§ **To do**
Leave out any pictures and transcribe all other data below exactly.

— start of The records —

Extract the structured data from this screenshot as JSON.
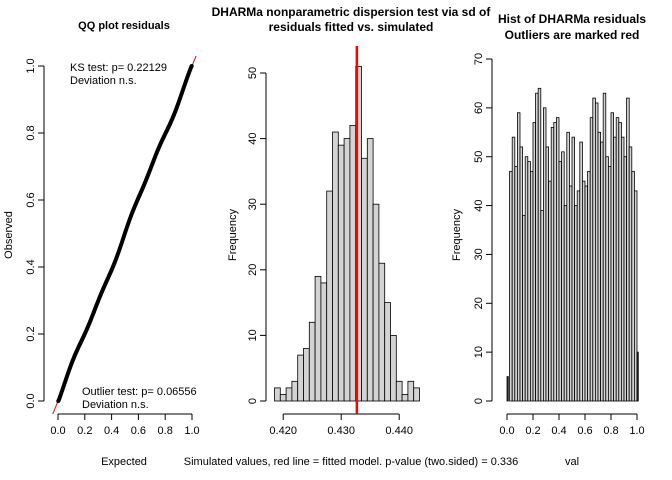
{
  "chart_data": [
    {
      "type": "scatter",
      "title": "QQ plot residuals",
      "xlabel": "Expected",
      "ylabel": "Observed",
      "xlim": [
        0,
        1
      ],
      "ylim": [
        0,
        1
      ],
      "xticks": [
        "0.0",
        "0.2",
        "0.4",
        "0.6",
        "0.8",
        "1.0"
      ],
      "yticks": [
        "0.0",
        "0.2",
        "0.4",
        "0.6",
        "0.8",
        "1.0"
      ],
      "reference_line": {
        "intercept": 0,
        "slope": 1,
        "color": "#ff0000"
      },
      "points_color": "#000000",
      "annotations": [
        {
          "text": "KS test: p= 0.22129",
          "x": 0.1,
          "y": 0.99
        },
        {
          "text": "Deviation  n.s.",
          "x": 0.1,
          "y": 0.955
        },
        {
          "text": "Outlier test: p= 0.06556",
          "x": 0.19,
          "y": 0.03
        },
        {
          "text": "Deviation  n.s.",
          "x": 0.19,
          "y": -0.005
        }
      ]
    },
    {
      "type": "bar",
      "title_lines": [
        "DHARMa nonparametric dispersion test via sd of",
        "residuals fitted vs. simulated"
      ],
      "xlabel": "Simulated values, red line = fitted model. p-value (two.sided) = 0.336",
      "ylabel": "Frequency",
      "bin_start": 0.4185,
      "bin_width": 0.001,
      "values": [
        2,
        1,
        2,
        3,
        7,
        8,
        12,
        19,
        18,
        32,
        41,
        39,
        40,
        42,
        51,
        37,
        40,
        30,
        21,
        15,
        10,
        3,
        1,
        3,
        2
      ],
      "xlim": [
        0.4185,
        0.4435
      ],
      "ylim": [
        0,
        52
      ],
      "xticks": [
        0.42,
        0.43,
        0.44
      ],
      "xtick_labels": [
        "0.420",
        "0.430",
        "0.440"
      ],
      "yticks": [
        0,
        10,
        20,
        30,
        40,
        50
      ],
      "red_line_x": 0.4327,
      "bar_color": "#d3d3d3",
      "line_color": "#ff0000"
    },
    {
      "type": "bar",
      "title_lines": [
        "Hist of DHARMa residuals",
        "Outliers are marked red"
      ],
      "xlabel": "val",
      "ylabel": "Frequency",
      "bin_start": 0,
      "bin_width": 0.02,
      "values": [
        5,
        47,
        54,
        48,
        59,
        52,
        38,
        50,
        49,
        47,
        57,
        63,
        64,
        39,
        60,
        52,
        45,
        56,
        57,
        58,
        49,
        51,
        40,
        55,
        44,
        54,
        40,
        43,
        53,
        45,
        44,
        47,
        58,
        62,
        61,
        55,
        53,
        63,
        50,
        48,
        59,
        54,
        58,
        57,
        54,
        50,
        62,
        52,
        47,
        43,
        10
      ],
      "outlier_bins": [
        0,
        50
      ],
      "xlim": [
        -0.05,
        1.05
      ],
      "ylim": [
        0,
        70
      ],
      "xticks": [
        0,
        0.2,
        0.4,
        0.6,
        0.8,
        1.0
      ],
      "xtick_labels": [
        "0.0",
        "0.2",
        "0.4",
        "0.6",
        "0.8",
        "1.0"
      ],
      "yticks": [
        0,
        10,
        20,
        30,
        40,
        50,
        60,
        70
      ],
      "bar_color": "#d3d3d3",
      "outlier_color": "#b00000"
    }
  ]
}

— end of The records —

§ **Solution to this problem**
Extract the structured data from this screenshot as JSON.
{
  "chart_data": [
    {
      "type": "scatter",
      "title": "QQ plot residuals",
      "xlabel": "Expected",
      "ylabel": "Observed",
      "xlim": [
        0,
        1
      ],
      "ylim": [
        0,
        1
      ],
      "xticks": [
        "0.0",
        "0.2",
        "0.4",
        "0.6",
        "0.8",
        "1.0"
      ],
      "yticks": [
        "0.0",
        "0.2",
        "0.4",
        "0.6",
        "0.8",
        "1.0"
      ],
      "reference_line": {
        "intercept": 0,
        "slope": 1,
        "color": "#ff0000"
      },
      "points_color": "#000000",
      "annotations": [
        {
          "text": "KS test: p= 0.22129",
          "x": 0.1,
          "y": 0.99
        },
        {
          "text": "Deviation  n.s.",
          "x": 0.1,
          "y": 0.955
        },
        {
          "text": "Outlier test: p= 0.06556",
          "x": 0.19,
          "y": 0.03
        },
        {
          "text": "Deviation  n.s.",
          "x": 0.19,
          "y": -0.005
        }
      ]
    },
    {
      "type": "bar",
      "title_lines": [
        "DHARMa nonparametric dispersion test via sd of",
        "residuals fitted vs. simulated"
      ],
      "xlabel": "Simulated values, red line = fitted model. p-value (two.sided) = 0.336",
      "ylabel": "Frequency",
      "bin_start": 0.4185,
      "bin_width": 0.001,
      "values": [
        2,
        1,
        2,
        3,
        7,
        8,
        12,
        19,
        18,
        32,
        41,
        39,
        40,
        42,
        51,
        37,
        40,
        30,
        21,
        15,
        10,
        3,
        1,
        3,
        2
      ],
      "xlim": [
        0.4185,
        0.4435
      ],
      "ylim": [
        0,
        52
      ],
      "xticks": [
        0.42,
        0.43,
        0.44
      ],
      "xtick_labels": [
        "0.420",
        "0.430",
        "0.440"
      ],
      "yticks": [
        0,
        10,
        20,
        30,
        40,
        50
      ],
      "red_line_x": 0.4327,
      "bar_color": "#d3d3d3",
      "line_color": "#ff0000"
    },
    {
      "type": "bar",
      "title_lines": [
        "Hist of DHARMa residuals",
        "Outliers are marked red"
      ],
      "xlabel": "val",
      "ylabel": "Frequency",
      "bin_start": 0,
      "bin_width": 0.02,
      "values": [
        5,
        47,
        54,
        48,
        59,
        52,
        38,
        50,
        49,
        47,
        57,
        63,
        64,
        39,
        60,
        52,
        45,
        56,
        57,
        58,
        49,
        51,
        40,
        55,
        44,
        54,
        40,
        43,
        53,
        45,
        44,
        47,
        58,
        62,
        61,
        55,
        53,
        63,
        50,
        48,
        59,
        54,
        58,
        57,
        54,
        50,
        62,
        52,
        47,
        43,
        10
      ],
      "outlier_bins": [
        0,
        50
      ],
      "xlim": [
        -0.05,
        1.05
      ],
      "ylim": [
        0,
        70
      ],
      "xticks": [
        0,
        0.2,
        0.4,
        0.6,
        0.8,
        1.0
      ],
      "xtick_labels": [
        "0.0",
        "0.2",
        "0.4",
        "0.6",
        "0.8",
        "1.0"
      ],
      "yticks": [
        0,
        10,
        20,
        30,
        40,
        50,
        60,
        70
      ],
      "bar_color": "#d3d3d3",
      "outlier_color": "#b00000"
    }
  ]
}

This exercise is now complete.